(Dataset records)

-----

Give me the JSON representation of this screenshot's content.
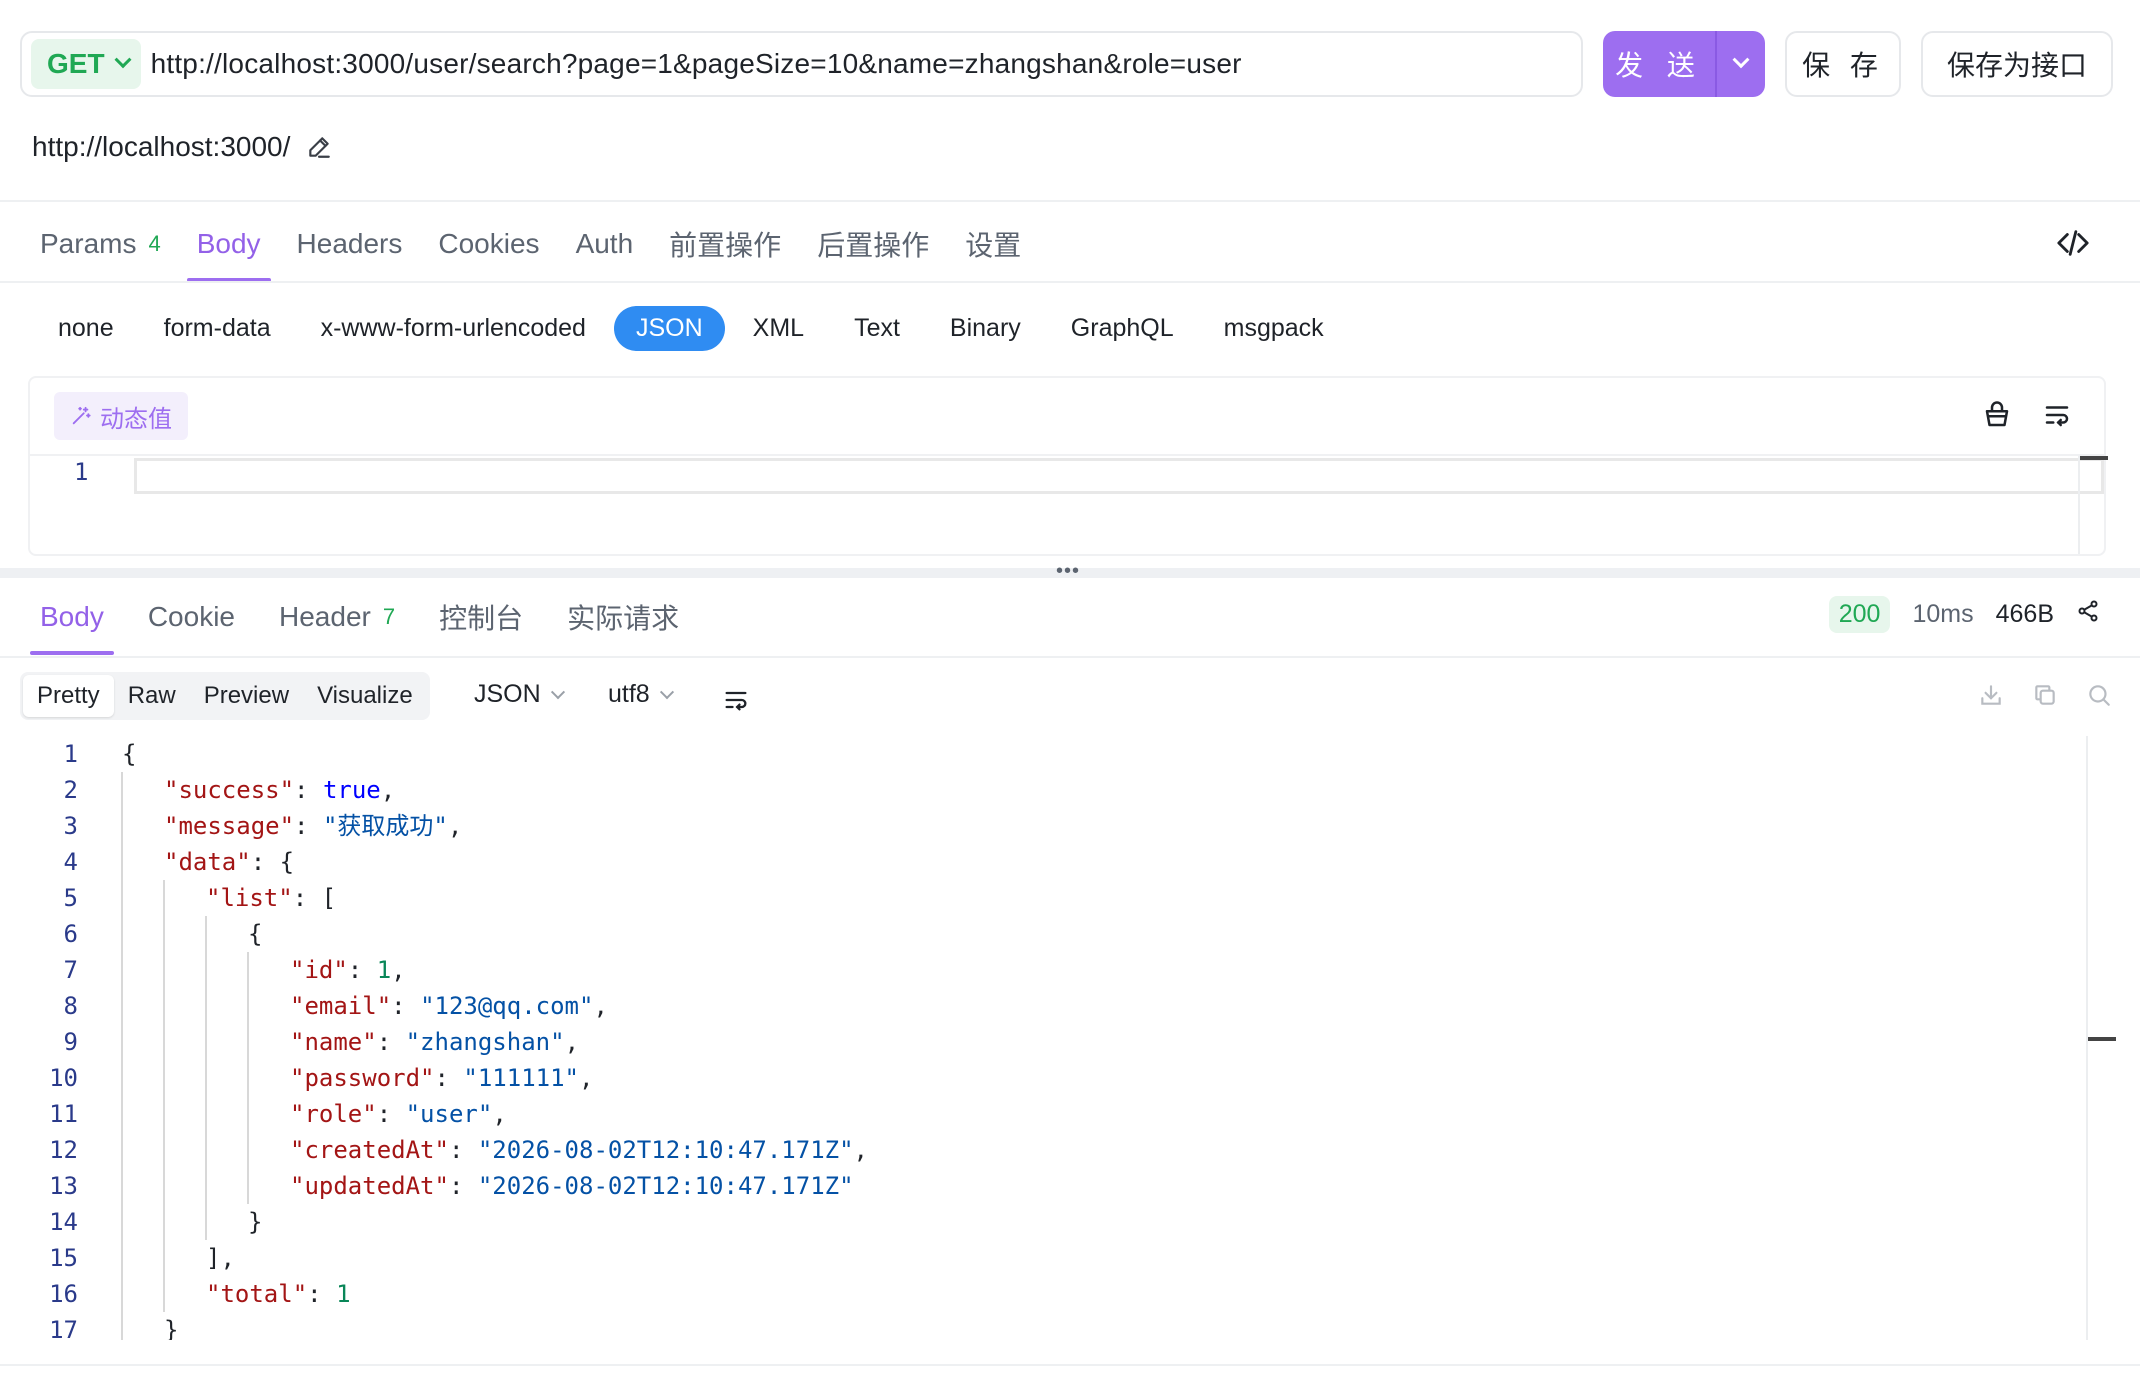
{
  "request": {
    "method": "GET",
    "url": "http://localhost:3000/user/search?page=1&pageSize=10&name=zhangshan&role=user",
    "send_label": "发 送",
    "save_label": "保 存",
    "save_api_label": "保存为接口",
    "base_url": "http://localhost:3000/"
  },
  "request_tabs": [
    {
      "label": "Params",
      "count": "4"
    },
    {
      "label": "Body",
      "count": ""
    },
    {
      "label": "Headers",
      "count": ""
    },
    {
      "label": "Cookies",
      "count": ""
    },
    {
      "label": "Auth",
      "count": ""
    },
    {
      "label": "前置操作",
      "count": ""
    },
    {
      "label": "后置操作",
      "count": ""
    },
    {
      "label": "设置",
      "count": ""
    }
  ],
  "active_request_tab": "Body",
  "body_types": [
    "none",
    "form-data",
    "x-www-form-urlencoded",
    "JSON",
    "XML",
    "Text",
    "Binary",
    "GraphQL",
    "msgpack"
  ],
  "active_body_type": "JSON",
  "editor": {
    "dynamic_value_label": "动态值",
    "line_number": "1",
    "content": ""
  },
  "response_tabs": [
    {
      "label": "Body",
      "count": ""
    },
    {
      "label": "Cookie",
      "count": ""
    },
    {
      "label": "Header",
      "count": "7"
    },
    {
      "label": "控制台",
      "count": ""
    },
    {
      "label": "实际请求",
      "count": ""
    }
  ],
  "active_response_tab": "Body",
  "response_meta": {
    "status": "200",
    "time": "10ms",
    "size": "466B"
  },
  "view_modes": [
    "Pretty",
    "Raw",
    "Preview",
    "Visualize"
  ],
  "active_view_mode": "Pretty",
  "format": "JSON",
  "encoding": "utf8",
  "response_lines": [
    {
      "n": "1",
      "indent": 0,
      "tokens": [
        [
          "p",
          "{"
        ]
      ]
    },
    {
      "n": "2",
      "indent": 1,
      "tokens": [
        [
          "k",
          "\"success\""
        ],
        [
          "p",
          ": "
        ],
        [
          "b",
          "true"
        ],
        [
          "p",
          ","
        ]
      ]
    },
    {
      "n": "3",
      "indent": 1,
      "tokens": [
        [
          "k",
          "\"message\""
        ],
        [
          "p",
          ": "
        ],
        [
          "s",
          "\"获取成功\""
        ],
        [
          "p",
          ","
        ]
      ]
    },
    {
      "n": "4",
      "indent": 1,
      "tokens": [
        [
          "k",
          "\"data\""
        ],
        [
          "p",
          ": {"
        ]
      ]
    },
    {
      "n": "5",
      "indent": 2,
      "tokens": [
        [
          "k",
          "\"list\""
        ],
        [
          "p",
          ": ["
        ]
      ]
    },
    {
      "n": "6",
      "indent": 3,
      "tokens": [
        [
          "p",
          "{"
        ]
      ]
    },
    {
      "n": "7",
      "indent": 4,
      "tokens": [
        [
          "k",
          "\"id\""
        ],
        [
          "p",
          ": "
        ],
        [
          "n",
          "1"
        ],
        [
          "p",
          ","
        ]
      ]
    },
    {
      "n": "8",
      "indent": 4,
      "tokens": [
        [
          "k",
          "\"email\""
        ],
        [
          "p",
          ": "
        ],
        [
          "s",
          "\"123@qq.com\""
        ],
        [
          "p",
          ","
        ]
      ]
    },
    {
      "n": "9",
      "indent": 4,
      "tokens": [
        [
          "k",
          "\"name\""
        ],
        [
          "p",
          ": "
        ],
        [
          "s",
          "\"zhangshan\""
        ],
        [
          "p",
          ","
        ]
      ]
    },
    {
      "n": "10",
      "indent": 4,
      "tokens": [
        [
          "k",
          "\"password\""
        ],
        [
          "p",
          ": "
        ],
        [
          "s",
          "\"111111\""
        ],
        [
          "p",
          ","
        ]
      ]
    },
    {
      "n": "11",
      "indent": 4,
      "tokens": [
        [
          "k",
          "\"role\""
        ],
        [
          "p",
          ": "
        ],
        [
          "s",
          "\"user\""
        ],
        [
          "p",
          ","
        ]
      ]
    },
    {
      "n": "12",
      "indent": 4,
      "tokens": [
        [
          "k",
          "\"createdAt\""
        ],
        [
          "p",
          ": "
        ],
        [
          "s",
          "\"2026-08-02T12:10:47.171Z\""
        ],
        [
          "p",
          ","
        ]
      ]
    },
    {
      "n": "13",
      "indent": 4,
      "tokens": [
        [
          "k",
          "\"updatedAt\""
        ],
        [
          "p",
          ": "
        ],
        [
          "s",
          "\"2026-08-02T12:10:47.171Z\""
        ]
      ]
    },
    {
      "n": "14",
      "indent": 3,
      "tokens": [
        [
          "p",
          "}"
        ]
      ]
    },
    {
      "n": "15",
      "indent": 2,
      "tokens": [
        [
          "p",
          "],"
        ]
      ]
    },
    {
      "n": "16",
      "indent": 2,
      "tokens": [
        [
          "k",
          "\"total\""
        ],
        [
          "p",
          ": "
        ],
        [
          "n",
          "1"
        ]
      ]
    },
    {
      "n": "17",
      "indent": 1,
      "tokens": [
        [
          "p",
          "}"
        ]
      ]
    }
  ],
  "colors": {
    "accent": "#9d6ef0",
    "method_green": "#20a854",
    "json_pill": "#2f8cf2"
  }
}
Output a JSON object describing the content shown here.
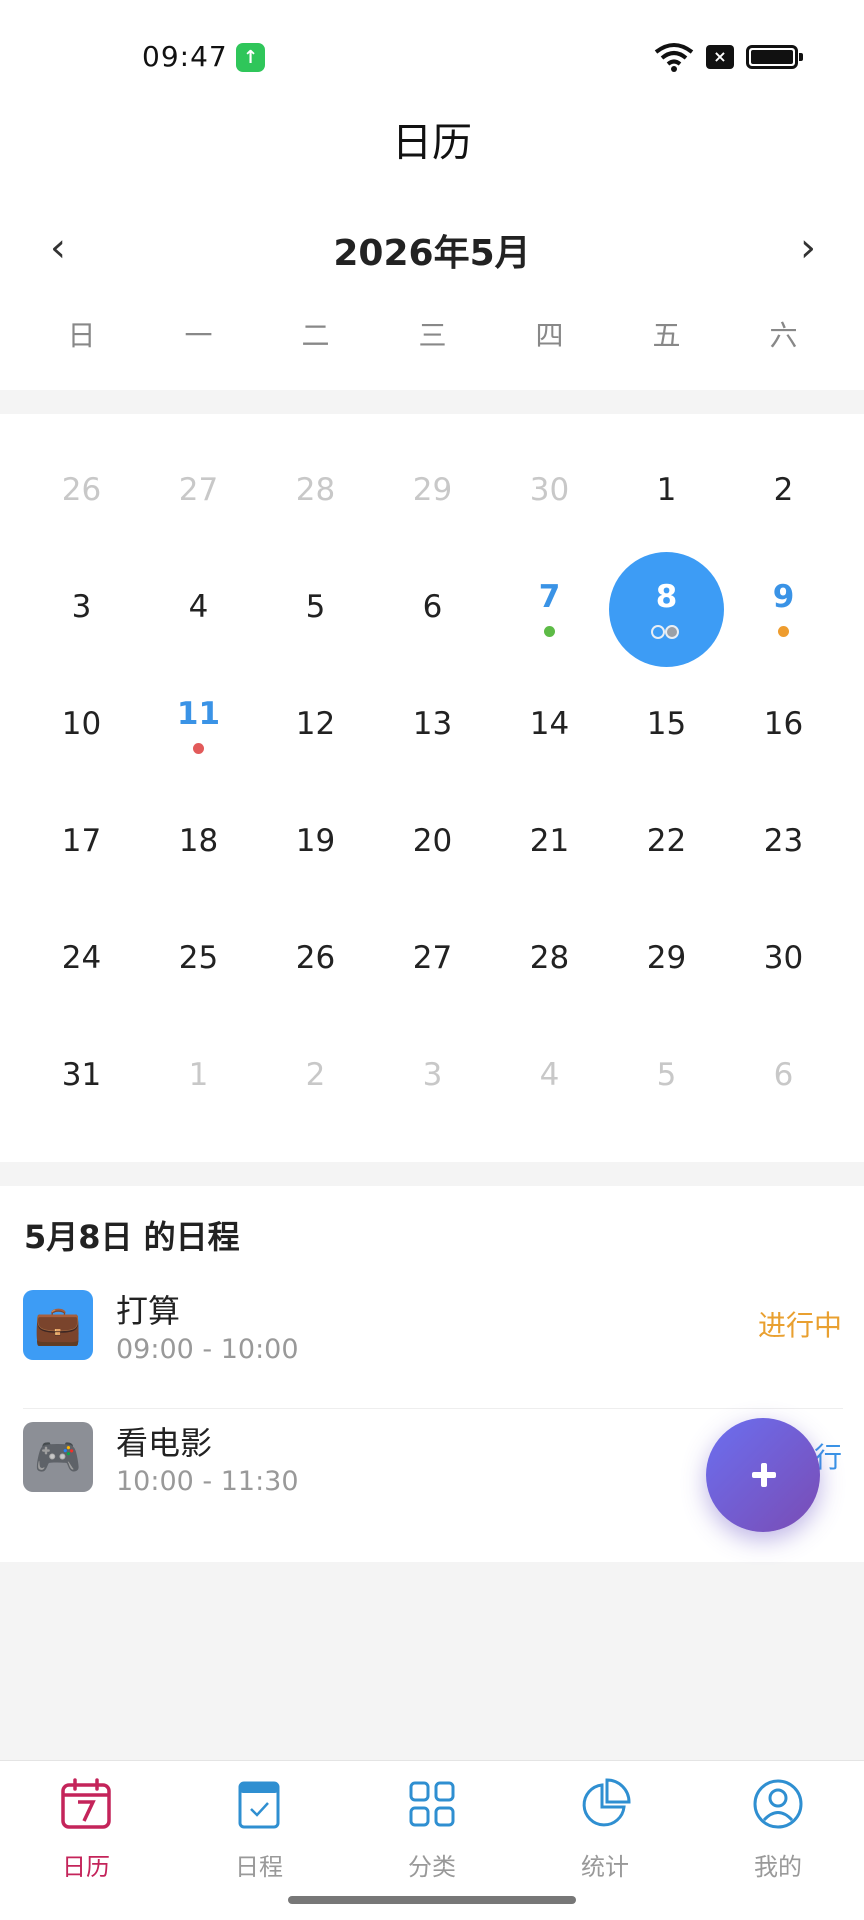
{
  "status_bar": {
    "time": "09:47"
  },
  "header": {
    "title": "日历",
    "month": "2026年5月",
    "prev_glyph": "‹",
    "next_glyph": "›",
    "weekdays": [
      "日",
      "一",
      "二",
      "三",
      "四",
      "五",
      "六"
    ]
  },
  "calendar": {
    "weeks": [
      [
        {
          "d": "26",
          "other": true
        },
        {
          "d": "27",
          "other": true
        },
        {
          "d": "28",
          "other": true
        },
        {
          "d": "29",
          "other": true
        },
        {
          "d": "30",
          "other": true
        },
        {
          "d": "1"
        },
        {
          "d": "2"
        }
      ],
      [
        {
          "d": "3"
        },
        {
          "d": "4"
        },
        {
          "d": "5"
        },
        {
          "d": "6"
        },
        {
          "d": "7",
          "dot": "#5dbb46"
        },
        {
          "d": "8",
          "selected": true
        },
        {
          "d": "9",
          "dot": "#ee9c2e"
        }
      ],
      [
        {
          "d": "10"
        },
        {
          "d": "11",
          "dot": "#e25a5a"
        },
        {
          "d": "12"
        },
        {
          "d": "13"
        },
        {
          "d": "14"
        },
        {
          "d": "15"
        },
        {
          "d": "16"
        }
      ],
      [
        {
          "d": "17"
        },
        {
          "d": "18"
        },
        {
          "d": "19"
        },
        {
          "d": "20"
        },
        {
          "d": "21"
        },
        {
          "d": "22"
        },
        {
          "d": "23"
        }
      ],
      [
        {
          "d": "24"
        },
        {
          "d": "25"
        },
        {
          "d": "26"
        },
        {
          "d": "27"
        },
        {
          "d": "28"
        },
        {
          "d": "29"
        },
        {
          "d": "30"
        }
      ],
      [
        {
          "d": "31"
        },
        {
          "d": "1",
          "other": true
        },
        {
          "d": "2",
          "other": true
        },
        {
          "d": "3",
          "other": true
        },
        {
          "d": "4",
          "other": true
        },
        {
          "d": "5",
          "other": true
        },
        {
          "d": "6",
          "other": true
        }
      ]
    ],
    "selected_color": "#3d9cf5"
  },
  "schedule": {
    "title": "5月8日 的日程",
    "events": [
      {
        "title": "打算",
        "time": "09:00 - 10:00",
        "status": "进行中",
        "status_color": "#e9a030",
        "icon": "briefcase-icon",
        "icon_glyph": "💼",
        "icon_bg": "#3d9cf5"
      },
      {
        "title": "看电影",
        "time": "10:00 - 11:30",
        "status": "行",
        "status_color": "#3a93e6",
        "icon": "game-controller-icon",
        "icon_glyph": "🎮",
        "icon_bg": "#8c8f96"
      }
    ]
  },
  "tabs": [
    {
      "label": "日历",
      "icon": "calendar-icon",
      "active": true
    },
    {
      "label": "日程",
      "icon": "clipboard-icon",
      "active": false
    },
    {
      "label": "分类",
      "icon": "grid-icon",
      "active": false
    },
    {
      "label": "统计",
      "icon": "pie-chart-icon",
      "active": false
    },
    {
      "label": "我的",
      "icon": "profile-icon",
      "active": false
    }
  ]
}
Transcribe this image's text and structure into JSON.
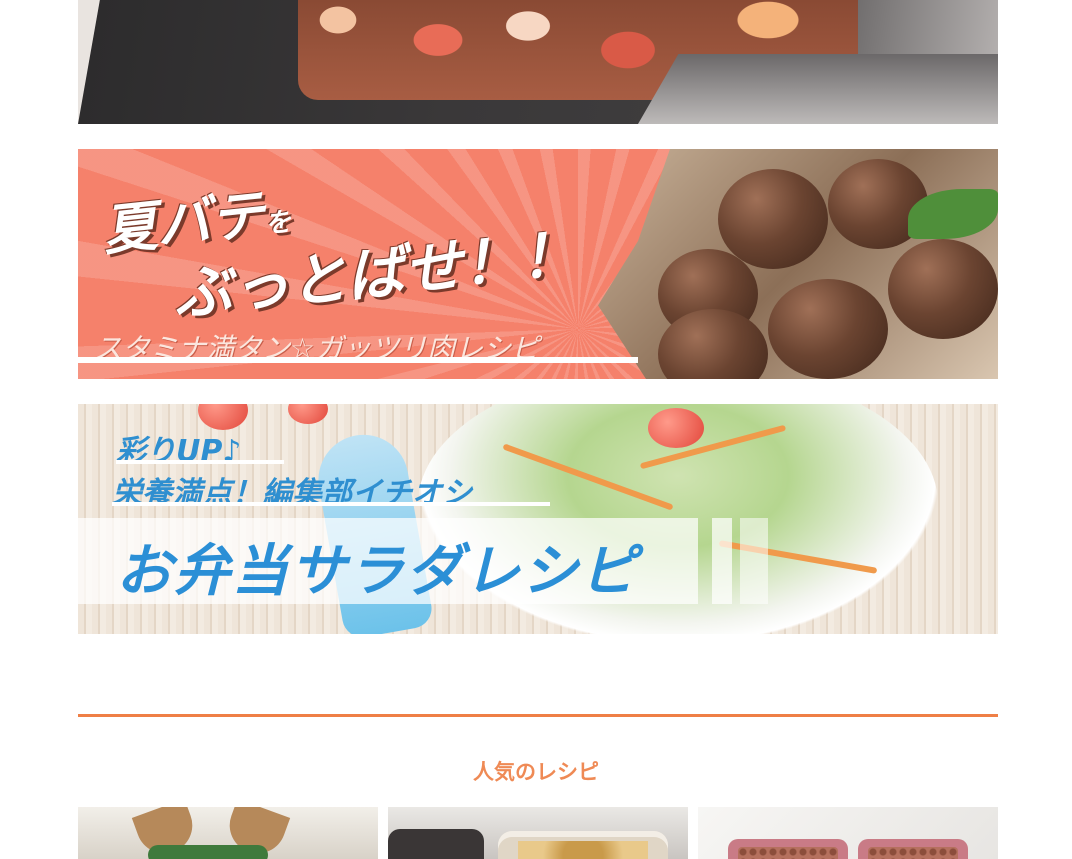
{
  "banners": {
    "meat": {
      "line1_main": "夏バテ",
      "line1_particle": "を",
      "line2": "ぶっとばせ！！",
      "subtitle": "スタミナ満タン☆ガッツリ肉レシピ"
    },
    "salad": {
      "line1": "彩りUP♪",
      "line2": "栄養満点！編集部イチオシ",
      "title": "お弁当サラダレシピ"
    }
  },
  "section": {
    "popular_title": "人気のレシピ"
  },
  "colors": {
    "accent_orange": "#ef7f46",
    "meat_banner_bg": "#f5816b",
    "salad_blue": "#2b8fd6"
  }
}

-----

PROMPT> Only the lines from the one that holds "Transcribe this image's" through the end of the records above should be printed again, exactly as they are. Leave out the pictures.

FINISHED TASK>
Transcribe this image's text and structure into JSON.
{
  "banners": {
    "meat": {
      "line1_main": "夏バテ",
      "line1_particle": "を",
      "line2": "ぶっとばせ！！",
      "subtitle": "スタミナ満タン☆ガッツリ肉レシピ"
    },
    "salad": {
      "line1": "彩りUP♪",
      "line2": "栄養満点！編集部イチオシ",
      "title": "お弁当サラダレシピ"
    }
  },
  "section": {
    "popular_title": "人気のレシピ"
  },
  "colors": {
    "accent_orange": "#ef7f46",
    "meat_banner_bg": "#f5816b",
    "salad_blue": "#2b8fd6"
  }
}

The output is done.